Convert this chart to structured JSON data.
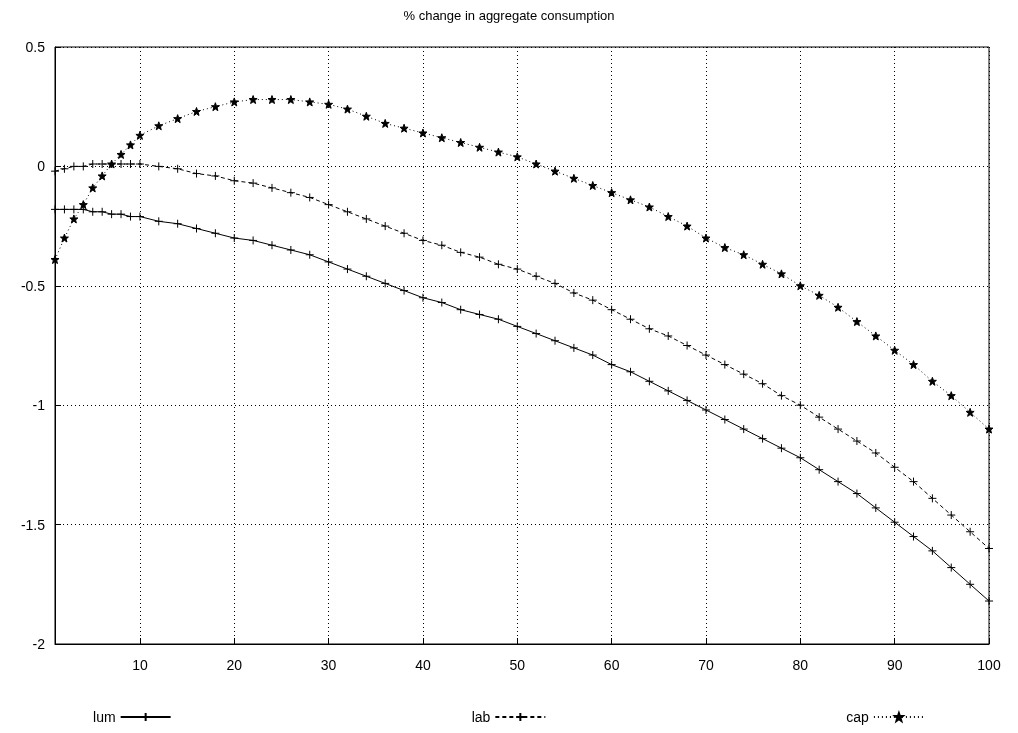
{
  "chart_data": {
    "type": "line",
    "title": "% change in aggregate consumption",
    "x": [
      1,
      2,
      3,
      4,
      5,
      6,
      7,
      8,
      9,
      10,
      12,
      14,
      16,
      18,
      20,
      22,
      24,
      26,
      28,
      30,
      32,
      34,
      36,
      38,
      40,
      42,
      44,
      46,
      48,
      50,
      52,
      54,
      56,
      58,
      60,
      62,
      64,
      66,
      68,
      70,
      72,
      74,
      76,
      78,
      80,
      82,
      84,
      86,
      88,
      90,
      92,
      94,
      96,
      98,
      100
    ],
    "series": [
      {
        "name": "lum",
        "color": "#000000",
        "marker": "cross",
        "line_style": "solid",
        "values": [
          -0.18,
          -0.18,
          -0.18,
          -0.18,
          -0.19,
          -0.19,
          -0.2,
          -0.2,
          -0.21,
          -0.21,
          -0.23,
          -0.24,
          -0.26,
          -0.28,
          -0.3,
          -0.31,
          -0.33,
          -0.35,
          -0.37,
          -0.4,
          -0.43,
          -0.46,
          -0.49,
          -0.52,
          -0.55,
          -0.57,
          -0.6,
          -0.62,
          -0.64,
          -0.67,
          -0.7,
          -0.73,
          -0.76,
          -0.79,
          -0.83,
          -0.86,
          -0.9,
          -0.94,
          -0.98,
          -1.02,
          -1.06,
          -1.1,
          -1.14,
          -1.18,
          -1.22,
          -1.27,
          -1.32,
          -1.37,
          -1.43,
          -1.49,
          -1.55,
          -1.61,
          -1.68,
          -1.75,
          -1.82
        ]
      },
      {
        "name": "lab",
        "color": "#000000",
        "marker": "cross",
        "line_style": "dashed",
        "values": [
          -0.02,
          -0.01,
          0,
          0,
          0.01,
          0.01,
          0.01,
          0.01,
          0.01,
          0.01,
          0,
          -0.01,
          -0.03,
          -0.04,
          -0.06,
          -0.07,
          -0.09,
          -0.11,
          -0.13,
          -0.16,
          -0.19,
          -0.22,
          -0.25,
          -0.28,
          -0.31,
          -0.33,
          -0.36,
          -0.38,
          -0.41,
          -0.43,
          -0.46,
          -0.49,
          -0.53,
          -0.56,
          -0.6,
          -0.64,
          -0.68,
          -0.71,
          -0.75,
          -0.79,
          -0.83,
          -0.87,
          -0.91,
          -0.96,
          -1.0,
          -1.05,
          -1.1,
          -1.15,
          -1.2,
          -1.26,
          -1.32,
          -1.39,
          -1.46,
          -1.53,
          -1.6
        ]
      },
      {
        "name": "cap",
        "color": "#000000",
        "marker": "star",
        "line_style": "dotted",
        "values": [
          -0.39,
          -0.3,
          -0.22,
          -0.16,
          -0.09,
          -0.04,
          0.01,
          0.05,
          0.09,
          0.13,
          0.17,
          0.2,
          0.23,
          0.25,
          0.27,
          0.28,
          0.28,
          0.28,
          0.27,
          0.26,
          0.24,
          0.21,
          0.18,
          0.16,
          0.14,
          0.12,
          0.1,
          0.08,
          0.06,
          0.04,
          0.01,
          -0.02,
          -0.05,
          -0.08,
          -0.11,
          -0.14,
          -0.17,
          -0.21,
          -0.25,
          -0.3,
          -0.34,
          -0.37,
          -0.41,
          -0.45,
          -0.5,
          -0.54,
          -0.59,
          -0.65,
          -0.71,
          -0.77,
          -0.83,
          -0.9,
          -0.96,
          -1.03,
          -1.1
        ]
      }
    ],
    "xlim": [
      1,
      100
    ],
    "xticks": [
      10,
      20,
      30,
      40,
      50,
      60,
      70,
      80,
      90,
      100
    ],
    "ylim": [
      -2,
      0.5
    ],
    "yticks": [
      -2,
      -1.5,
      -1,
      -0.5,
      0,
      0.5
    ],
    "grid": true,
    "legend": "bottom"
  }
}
◆ ◆ ◆ ◆
Short problem:
Reproduce all the records verbatim, excluding images.

Complete output:
Convert this chart to structured JSON data.
{
  "chart_data": {
    "type": "line",
    "title": "% change in aggregate consumption",
    "x": [
      1,
      2,
      3,
      4,
      5,
      6,
      7,
      8,
      9,
      10,
      12,
      14,
      16,
      18,
      20,
      22,
      24,
      26,
      28,
      30,
      32,
      34,
      36,
      38,
      40,
      42,
      44,
      46,
      48,
      50,
      52,
      54,
      56,
      58,
      60,
      62,
      64,
      66,
      68,
      70,
      72,
      74,
      76,
      78,
      80,
      82,
      84,
      86,
      88,
      90,
      92,
      94,
      96,
      98,
      100
    ],
    "series": [
      {
        "name": "lum",
        "color": "#000000",
        "marker": "cross",
        "line_style": "solid",
        "values": [
          -0.18,
          -0.18,
          -0.18,
          -0.18,
          -0.19,
          -0.19,
          -0.2,
          -0.2,
          -0.21,
          -0.21,
          -0.23,
          -0.24,
          -0.26,
          -0.28,
          -0.3,
          -0.31,
          -0.33,
          -0.35,
          -0.37,
          -0.4,
          -0.43,
          -0.46,
          -0.49,
          -0.52,
          -0.55,
          -0.57,
          -0.6,
          -0.62,
          -0.64,
          -0.67,
          -0.7,
          -0.73,
          -0.76,
          -0.79,
          -0.83,
          -0.86,
          -0.9,
          -0.94,
          -0.98,
          -1.02,
          -1.06,
          -1.1,
          -1.14,
          -1.18,
          -1.22,
          -1.27,
          -1.32,
          -1.37,
          -1.43,
          -1.49,
          -1.55,
          -1.61,
          -1.68,
          -1.75,
          -1.82
        ]
      },
      {
        "name": "lab",
        "color": "#000000",
        "marker": "cross",
        "line_style": "dashed",
        "values": [
          -0.02,
          -0.01,
          0,
          0,
          0.01,
          0.01,
          0.01,
          0.01,
          0.01,
          0.01,
          0,
          -0.01,
          -0.03,
          -0.04,
          -0.06,
          -0.07,
          -0.09,
          -0.11,
          -0.13,
          -0.16,
          -0.19,
          -0.22,
          -0.25,
          -0.28,
          -0.31,
          -0.33,
          -0.36,
          -0.38,
          -0.41,
          -0.43,
          -0.46,
          -0.49,
          -0.53,
          -0.56,
          -0.6,
          -0.64,
          -0.68,
          -0.71,
          -0.75,
          -0.79,
          -0.83,
          -0.87,
          -0.91,
          -0.96,
          -1.0,
          -1.05,
          -1.1,
          -1.15,
          -1.2,
          -1.26,
          -1.32,
          -1.39,
          -1.46,
          -1.53,
          -1.6
        ]
      },
      {
        "name": "cap",
        "color": "#000000",
        "marker": "star",
        "line_style": "dotted",
        "values": [
          -0.39,
          -0.3,
          -0.22,
          -0.16,
          -0.09,
          -0.04,
          0.01,
          0.05,
          0.09,
          0.13,
          0.17,
          0.2,
          0.23,
          0.25,
          0.27,
          0.28,
          0.28,
          0.28,
          0.27,
          0.26,
          0.24,
          0.21,
          0.18,
          0.16,
          0.14,
          0.12,
          0.1,
          0.08,
          0.06,
          0.04,
          0.01,
          -0.02,
          -0.05,
          -0.08,
          -0.11,
          -0.14,
          -0.17,
          -0.21,
          -0.25,
          -0.3,
          -0.34,
          -0.37,
          -0.41,
          -0.45,
          -0.5,
          -0.54,
          -0.59,
          -0.65,
          -0.71,
          -0.77,
          -0.83,
          -0.9,
          -0.96,
          -1.03,
          -1.1
        ]
      }
    ],
    "xlim": [
      1,
      100
    ],
    "xticks": [
      10,
      20,
      30,
      40,
      50,
      60,
      70,
      80,
      90,
      100
    ],
    "ylim": [
      -2,
      0.5
    ],
    "yticks": [
      -2,
      -1.5,
      -1,
      -0.5,
      0,
      0.5
    ],
    "grid": true,
    "legend": "bottom"
  }
}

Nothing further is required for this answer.